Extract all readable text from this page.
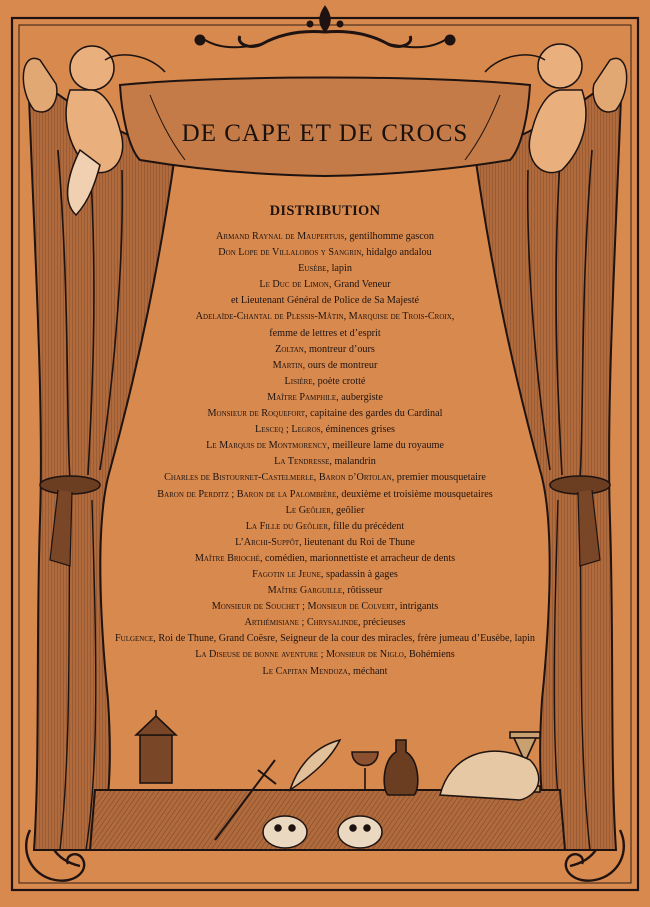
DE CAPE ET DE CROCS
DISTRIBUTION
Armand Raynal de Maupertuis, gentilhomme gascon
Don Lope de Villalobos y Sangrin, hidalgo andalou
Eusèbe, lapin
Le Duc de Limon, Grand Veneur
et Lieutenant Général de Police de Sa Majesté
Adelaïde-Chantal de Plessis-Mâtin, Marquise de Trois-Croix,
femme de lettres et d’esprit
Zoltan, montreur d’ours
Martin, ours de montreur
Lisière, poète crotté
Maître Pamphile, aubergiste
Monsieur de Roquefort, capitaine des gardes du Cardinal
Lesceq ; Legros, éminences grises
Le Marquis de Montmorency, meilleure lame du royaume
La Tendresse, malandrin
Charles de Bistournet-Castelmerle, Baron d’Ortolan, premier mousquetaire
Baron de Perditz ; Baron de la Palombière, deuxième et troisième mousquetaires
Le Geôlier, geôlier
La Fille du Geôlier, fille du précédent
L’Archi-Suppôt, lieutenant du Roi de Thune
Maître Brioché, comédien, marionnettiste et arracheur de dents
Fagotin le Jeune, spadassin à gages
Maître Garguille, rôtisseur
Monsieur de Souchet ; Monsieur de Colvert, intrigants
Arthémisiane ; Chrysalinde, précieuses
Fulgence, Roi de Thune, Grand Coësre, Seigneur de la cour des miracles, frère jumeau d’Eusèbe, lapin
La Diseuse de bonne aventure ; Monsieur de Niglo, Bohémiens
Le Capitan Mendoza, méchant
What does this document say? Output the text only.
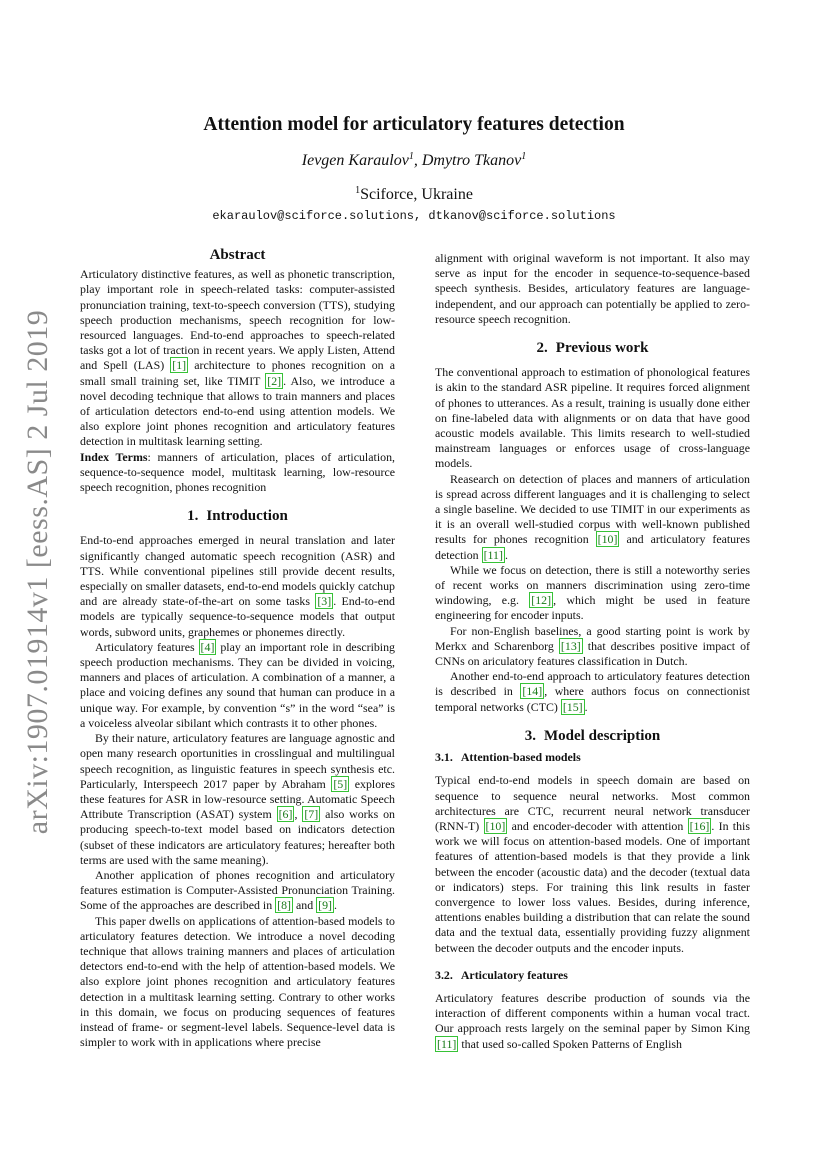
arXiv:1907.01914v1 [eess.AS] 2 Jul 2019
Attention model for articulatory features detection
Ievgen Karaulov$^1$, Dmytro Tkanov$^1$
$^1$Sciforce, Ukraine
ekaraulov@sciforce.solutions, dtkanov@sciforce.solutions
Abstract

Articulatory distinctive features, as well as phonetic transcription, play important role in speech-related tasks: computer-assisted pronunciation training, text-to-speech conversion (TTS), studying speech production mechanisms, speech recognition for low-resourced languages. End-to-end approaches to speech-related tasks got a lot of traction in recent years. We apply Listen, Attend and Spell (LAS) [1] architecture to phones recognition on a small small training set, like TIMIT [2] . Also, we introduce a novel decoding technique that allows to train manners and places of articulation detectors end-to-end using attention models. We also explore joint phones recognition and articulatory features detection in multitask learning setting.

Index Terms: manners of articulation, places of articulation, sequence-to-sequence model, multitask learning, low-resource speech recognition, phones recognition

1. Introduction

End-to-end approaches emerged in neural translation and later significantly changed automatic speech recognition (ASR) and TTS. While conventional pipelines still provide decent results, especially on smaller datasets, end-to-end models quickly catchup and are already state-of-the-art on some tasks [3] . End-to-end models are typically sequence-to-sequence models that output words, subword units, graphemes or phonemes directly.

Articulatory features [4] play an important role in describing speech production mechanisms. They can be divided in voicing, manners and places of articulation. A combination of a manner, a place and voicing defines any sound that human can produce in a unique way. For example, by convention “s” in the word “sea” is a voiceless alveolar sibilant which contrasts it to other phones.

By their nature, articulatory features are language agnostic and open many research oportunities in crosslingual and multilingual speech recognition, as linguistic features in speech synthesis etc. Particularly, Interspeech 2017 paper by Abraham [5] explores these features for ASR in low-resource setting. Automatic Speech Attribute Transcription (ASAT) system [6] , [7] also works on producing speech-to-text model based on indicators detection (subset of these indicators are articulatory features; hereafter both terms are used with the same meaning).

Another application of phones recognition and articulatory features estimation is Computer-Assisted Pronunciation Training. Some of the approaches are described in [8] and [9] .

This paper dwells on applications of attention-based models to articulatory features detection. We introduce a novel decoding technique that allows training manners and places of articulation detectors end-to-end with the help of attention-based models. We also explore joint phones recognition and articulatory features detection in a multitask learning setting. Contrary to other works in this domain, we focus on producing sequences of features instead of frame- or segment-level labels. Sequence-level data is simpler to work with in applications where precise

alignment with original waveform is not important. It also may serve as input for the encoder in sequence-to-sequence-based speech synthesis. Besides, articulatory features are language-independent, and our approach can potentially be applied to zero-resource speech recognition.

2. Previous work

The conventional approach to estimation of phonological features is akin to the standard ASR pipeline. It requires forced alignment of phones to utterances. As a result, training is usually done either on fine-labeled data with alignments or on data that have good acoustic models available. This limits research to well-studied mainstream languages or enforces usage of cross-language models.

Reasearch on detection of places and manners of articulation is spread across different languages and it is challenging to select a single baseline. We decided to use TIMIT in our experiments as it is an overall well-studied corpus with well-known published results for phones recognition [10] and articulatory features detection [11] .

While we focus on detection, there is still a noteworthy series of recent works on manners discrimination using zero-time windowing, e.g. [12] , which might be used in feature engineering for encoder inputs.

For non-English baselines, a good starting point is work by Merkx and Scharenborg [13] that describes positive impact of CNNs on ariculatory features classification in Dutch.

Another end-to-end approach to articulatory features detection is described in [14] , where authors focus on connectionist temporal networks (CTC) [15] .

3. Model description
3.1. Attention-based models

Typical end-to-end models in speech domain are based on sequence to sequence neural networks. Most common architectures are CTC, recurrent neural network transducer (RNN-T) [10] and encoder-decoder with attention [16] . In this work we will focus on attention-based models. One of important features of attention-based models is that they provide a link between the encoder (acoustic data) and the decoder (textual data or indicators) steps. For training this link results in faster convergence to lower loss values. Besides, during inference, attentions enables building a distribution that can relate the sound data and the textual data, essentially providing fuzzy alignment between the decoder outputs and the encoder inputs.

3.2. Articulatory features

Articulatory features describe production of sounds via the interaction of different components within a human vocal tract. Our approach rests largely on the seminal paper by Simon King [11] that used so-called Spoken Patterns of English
════════════════════
■ **WORK TO COMPLETE**
Quote all the lines above exactly as given. Do not include the pictures.

■ **REPLY**
Extract all readable text from this page.
DE CAPE ET DE CROCS
DISTRIBUTION
Armand Raynal de Maupertuis, gentilhomme gascon
Don Lope de Villalobos y Sangrin, hidalgo andalou
Eusèbe, lapin
Le Duc de Limon, Grand Veneur
et Lieutenant Général de Police de Sa Majesté
Adelaïde-Chantal de Plessis-Mâtin, Marquise de Trois-Croix,
femme de lettres et d’esprit
Zoltan, montreur d’ours
Martin, ours de montreur
Lisière, poète crotté
Maître Pamphile, aubergiste
Monsieur de Roquefort, capitaine des gardes du Cardinal
Lesceq ; Legros, éminences grises
Le Marquis de Montmorency, meilleure lame du royaume
La Tendresse, malandrin
Charles de Bistournet-Castelmerle, Baron d’Ortolan, premier mousquetaire
Baron de Perditz ; Baron de la Palombière, deuxième et troisième mousquetaires
Le Geôlier, geôlier
La Fille du Geôlier, fille du précédent
L’Archi-Suppôt, lieutenant du Roi de Thune
Maître Brioché, comédien, marionnettiste et arracheur de dents
Fagotin le Jeune, spadassin à gages
Maître Garguille, rôtisseur
Monsieur de Souchet ; Monsieur de Colvert, intrigants
Arthémisiane ; Chrysalinde, précieuses
Fulgence, Roi de Thune, Grand Coësre, Seigneur de la cour des miracles, frère jumeau d’Eusèbe, lapin
La Diseuse de bonne aventure ; Monsieur de Niglo, Bohémiens
Le Capitan Mendoza, méchant
What does this document say? Output the text only.
arXiv:1907.01914v1 [eess.AS] 2 Jul 2019
Attention model for articulatory features detection
Ievgen Karaulov$^1$, Dmytro Tkanov$^1$
$^1$Sciforce, Ukraine
ekaraulov@sciforce.solutions, dtkanov@sciforce.solutions
Abstract

Articulatory distinctive features, as well as phonetic transcription, play important role in speech-related tasks: computer-assisted pronunciation training, text-to-speech conversion (TTS), studying speech production mechanisms, speech recognition for low-resourced languages. End-to-end approaches to speech-related tasks got a lot of traction in recent years. We apply Listen, Attend and Spell (LAS) [1] architecture to phones recognition on a small small training set, like TIMIT [2] . Also, we introduce a novel decoding technique that allows to train manners and places of articulation detectors end-to-end using attention models. We also explore joint phones recognition and articulatory features detection in multitask learning setting.

Index Terms: manners of articulation, places of articulation, sequence-to-sequence model, multitask learning, low-resource speech recognition, phones recognition

1. Introduction

End-to-end approaches emerged in neural translation and later significantly changed automatic speech recognition (ASR) and TTS. While conventional pipelines still provide decent results, especially on smaller datasets, end-to-end models quickly catchup and are already state-of-the-art on some tasks [3] . End-to-end models are typically sequence-to-sequence models that output words, subword units, graphemes or phonemes directly.

Articulatory features [4] play an important role in describing speech production mechanisms. They can be divided in voicing, manners and places of articulation. A combination of a manner, a place and voicing defines any sound that human can produce in a unique way. For example, by convention “s” in the word “sea” is a voiceless alveolar sibilant which contrasts it to other phones.

By their nature, articulatory features are language agnostic and open many research oportunities in crosslingual and multilingual speech recognition, as linguistic features in speech synthesis etc. Particularly, Interspeech 2017 paper by Abraham [5] explores these features for ASR in low-resource setting. Automatic Speech Attribute Transcription (ASAT) system [6] , [7] also works on producing speech-to-text model based on indicators detection (subset of these indicators are articulatory features; hereafter both terms are used with the same meaning).

Another application of phones recognition and articulatory features estimation is Computer-Assisted Pronunciation Training. Some of the approaches are described in [8] and [9] .

This paper dwells on applications of attention-based models to articulatory features detection. We introduce a novel decoding technique that allows training manners and places of articulation detectors end-to-end with the help of attention-based models. We also explore joint phones recognition and articulatory features detection in a multitask learning setting. Contrary to other works in this domain, we focus on producing sequences of features instead of frame- or segment-level labels. Sequence-level data is simpler to work with in applications where precise

alignment with original waveform is not important. It also may serve as input for the encoder in sequence-to-sequence-based speech synthesis. Besides, articulatory features are language-independent, and our approach can potentially be applied to zero-resource speech recognition.

2. Previous work

The conventional approach to estimation of phonological features is akin to the standard ASR pipeline. It requires forced alignment of phones to utterances. As a result, training is usually done either on fine-labeled data with alignments or on data that have good acoustic models available. This limits research to well-studied mainstream languages or enforces usage of cross-language models.

Reasearch on detection of places and manners of articulation is spread across different languages and it is challenging to select a single baseline. We decided to use TIMIT in our experiments as it is an overall well-studied corpus with well-known published results for phones recognition [10] and articulatory features detection [11] .

While we focus on detection, there is still a noteworthy series of recent works on manners discrimination using zero-time windowing, e.g. [12] , which might be used in feature engineering for encoder inputs.

For non-English baselines, a good starting point is work by Merkx and Scharenborg [13] that describes positive impact of CNNs on ariculatory features classification in Dutch.

Another end-to-end approach to articulatory features detection is described in [14] , where authors focus on connectionist temporal networks (CTC) [15] .

3. Model description
3.1. Attention-based models

Typical end-to-end models in speech domain are based on sequence to sequence neural networks. Most common architectures are CTC, recurrent neural network transducer (RNN-T) [10] and encoder-decoder with attention [16] . In this work we will focus on attention-based models. One of important features of attention-based models is that they provide a link between the encoder (acoustic data) and the decoder (textual data or indicators) steps. For training this link results in faster convergence to lower loss values. Besides, during inference, attentions enables building a distribution that can relate the sound data and the textual data, essentially providing fuzzy alignment between the decoder outputs and the encoder inputs.

3.2. Articulatory features

Articulatory features describe production of sounds via the interaction of different components within a human vocal tract. Our approach rests largely on the seminal paper by Simon King [11] that used so-called Spoken Patterns of English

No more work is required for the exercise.